MATERIALS PROVIDED:
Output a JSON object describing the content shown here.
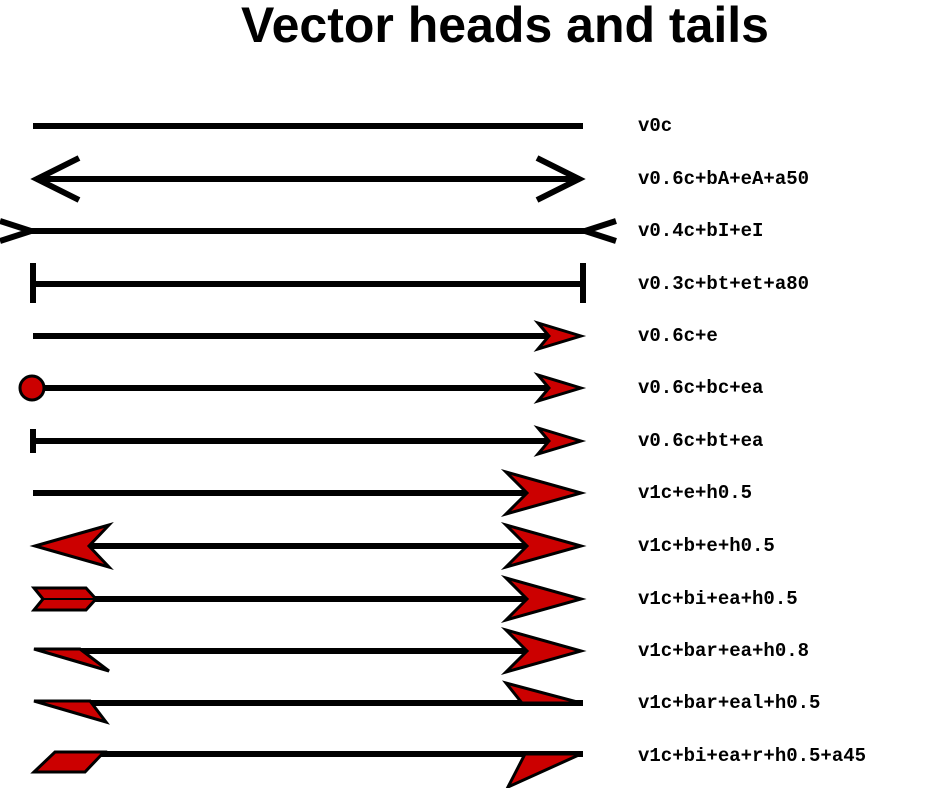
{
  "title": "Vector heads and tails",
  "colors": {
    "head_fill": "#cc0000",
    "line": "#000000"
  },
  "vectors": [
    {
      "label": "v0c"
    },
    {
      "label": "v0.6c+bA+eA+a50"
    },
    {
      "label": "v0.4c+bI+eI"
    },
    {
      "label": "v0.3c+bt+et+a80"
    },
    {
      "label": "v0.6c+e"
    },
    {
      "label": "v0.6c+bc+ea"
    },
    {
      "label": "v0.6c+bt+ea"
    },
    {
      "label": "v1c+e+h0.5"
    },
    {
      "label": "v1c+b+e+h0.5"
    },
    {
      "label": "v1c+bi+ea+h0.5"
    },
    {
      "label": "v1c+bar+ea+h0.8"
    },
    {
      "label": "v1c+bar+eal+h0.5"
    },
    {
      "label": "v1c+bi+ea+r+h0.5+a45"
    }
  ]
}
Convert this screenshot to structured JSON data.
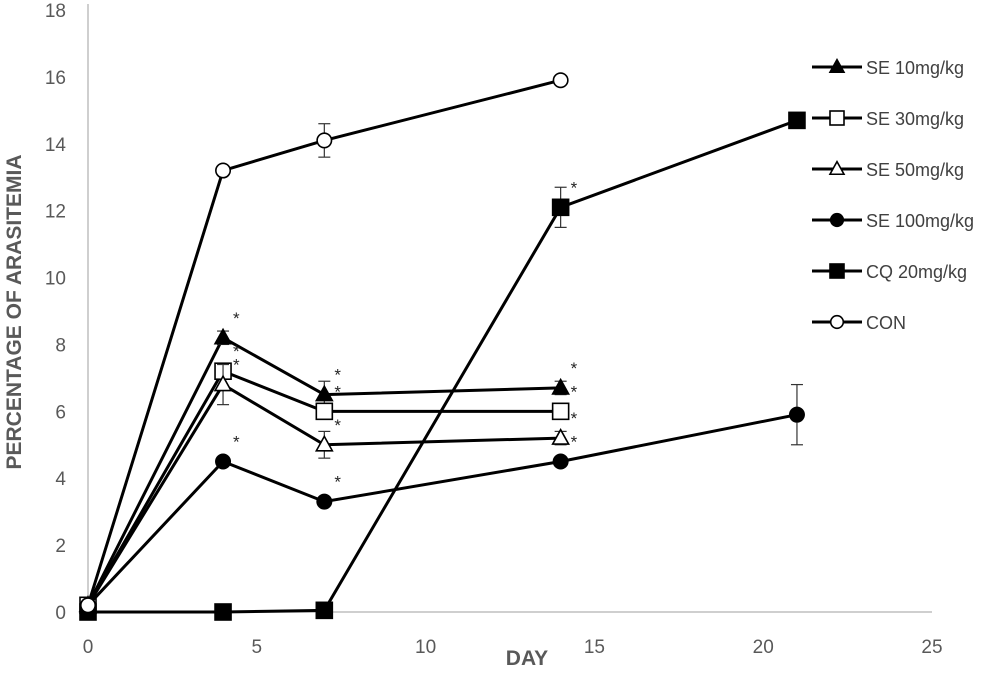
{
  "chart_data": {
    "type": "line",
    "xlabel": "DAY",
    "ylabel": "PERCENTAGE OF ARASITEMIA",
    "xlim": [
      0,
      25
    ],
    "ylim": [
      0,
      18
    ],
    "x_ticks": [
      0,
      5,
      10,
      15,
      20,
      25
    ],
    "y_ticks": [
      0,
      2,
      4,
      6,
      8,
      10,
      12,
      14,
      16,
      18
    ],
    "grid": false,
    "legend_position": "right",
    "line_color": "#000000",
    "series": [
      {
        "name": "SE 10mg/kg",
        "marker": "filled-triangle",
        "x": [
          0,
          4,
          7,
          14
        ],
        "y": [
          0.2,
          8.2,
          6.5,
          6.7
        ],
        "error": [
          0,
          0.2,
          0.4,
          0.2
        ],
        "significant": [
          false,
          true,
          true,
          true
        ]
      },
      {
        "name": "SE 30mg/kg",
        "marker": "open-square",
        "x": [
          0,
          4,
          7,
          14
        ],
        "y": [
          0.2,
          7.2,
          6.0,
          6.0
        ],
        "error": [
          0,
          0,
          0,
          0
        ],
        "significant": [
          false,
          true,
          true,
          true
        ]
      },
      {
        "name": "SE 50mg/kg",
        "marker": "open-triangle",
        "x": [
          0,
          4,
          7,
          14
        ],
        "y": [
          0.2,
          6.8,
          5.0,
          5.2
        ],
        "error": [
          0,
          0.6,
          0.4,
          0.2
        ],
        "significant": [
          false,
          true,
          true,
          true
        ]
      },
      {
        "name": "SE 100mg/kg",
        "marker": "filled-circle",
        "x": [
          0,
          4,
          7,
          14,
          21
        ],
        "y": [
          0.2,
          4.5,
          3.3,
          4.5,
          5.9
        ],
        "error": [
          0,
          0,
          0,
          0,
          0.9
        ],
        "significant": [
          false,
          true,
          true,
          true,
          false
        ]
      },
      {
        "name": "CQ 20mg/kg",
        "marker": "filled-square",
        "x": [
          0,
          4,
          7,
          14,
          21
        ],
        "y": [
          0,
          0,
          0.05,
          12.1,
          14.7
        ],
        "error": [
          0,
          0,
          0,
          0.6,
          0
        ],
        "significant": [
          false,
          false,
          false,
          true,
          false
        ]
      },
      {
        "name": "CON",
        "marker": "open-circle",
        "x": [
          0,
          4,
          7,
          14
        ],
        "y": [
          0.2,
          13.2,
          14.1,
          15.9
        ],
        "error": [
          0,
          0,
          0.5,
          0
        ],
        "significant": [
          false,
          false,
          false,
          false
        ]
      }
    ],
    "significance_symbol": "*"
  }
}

TO BE DONE:
Quote the records above exactly, leaving out any pictures.

PROBLEM SOLUTION:
Output a JSON object describing the content shown here.
{
  "title": "Vector heads and tails",
  "colors": {
    "head_fill": "#cc0000",
    "line": "#000000"
  },
  "vectors": [
    {
      "label": "v0c"
    },
    {
      "label": "v0.6c+bA+eA+a50"
    },
    {
      "label": "v0.4c+bI+eI"
    },
    {
      "label": "v0.3c+bt+et+a80"
    },
    {
      "label": "v0.6c+e"
    },
    {
      "label": "v0.6c+bc+ea"
    },
    {
      "label": "v0.6c+bt+ea"
    },
    {
      "label": "v1c+e+h0.5"
    },
    {
      "label": "v1c+b+e+h0.5"
    },
    {
      "label": "v1c+bi+ea+h0.5"
    },
    {
      "label": "v1c+bar+ea+h0.8"
    },
    {
      "label": "v1c+bar+eal+h0.5"
    },
    {
      "label": "v1c+bi+ea+r+h0.5+a45"
    }
  ]
}
Convert this screenshot to structured JSON data.
{
  "chart_data": {
    "type": "line",
    "xlabel": "DAY",
    "ylabel": "PERCENTAGE OF ARASITEMIA",
    "xlim": [
      0,
      25
    ],
    "ylim": [
      0,
      18
    ],
    "x_ticks": [
      0,
      5,
      10,
      15,
      20,
      25
    ],
    "y_ticks": [
      0,
      2,
      4,
      6,
      8,
      10,
      12,
      14,
      16,
      18
    ],
    "grid": false,
    "legend_position": "right",
    "line_color": "#000000",
    "series": [
      {
        "name": "SE 10mg/kg",
        "marker": "filled-triangle",
        "x": [
          0,
          4,
          7,
          14
        ],
        "y": [
          0.2,
          8.2,
          6.5,
          6.7
        ],
        "error": [
          0,
          0.2,
          0.4,
          0.2
        ],
        "significant": [
          false,
          true,
          true,
          true
        ]
      },
      {
        "name": "SE 30mg/kg",
        "marker": "open-square",
        "x": [
          0,
          4,
          7,
          14
        ],
        "y": [
          0.2,
          7.2,
          6.0,
          6.0
        ],
        "error": [
          0,
          0,
          0,
          0
        ],
        "significant": [
          false,
          true,
          true,
          true
        ]
      },
      {
        "name": "SE 50mg/kg",
        "marker": "open-triangle",
        "x": [
          0,
          4,
          7,
          14
        ],
        "y": [
          0.2,
          6.8,
          5.0,
          5.2
        ],
        "error": [
          0,
          0.6,
          0.4,
          0.2
        ],
        "significant": [
          false,
          true,
          true,
          true
        ]
      },
      {
        "name": "SE 100mg/kg",
        "marker": "filled-circle",
        "x": [
          0,
          4,
          7,
          14,
          21
        ],
        "y": [
          0.2,
          4.5,
          3.3,
          4.5,
          5.9
        ],
        "error": [
          0,
          0,
          0,
          0,
          0.9
        ],
        "significant": [
          false,
          true,
          true,
          true,
          false
        ]
      },
      {
        "name": "CQ 20mg/kg",
        "marker": "filled-square",
        "x": [
          0,
          4,
          7,
          14,
          21
        ],
        "y": [
          0,
          0,
          0.05,
          12.1,
          14.7
        ],
        "error": [
          0,
          0,
          0,
          0.6,
          0
        ],
        "significant": [
          false,
          false,
          false,
          true,
          false
        ]
      },
      {
        "name": "CON",
        "marker": "open-circle",
        "x": [
          0,
          4,
          7,
          14
        ],
        "y": [
          0.2,
          13.2,
          14.1,
          15.9
        ],
        "error": [
          0,
          0,
          0.5,
          0
        ],
        "significant": [
          false,
          false,
          false,
          false
        ]
      }
    ],
    "significance_symbol": "*"
  }
}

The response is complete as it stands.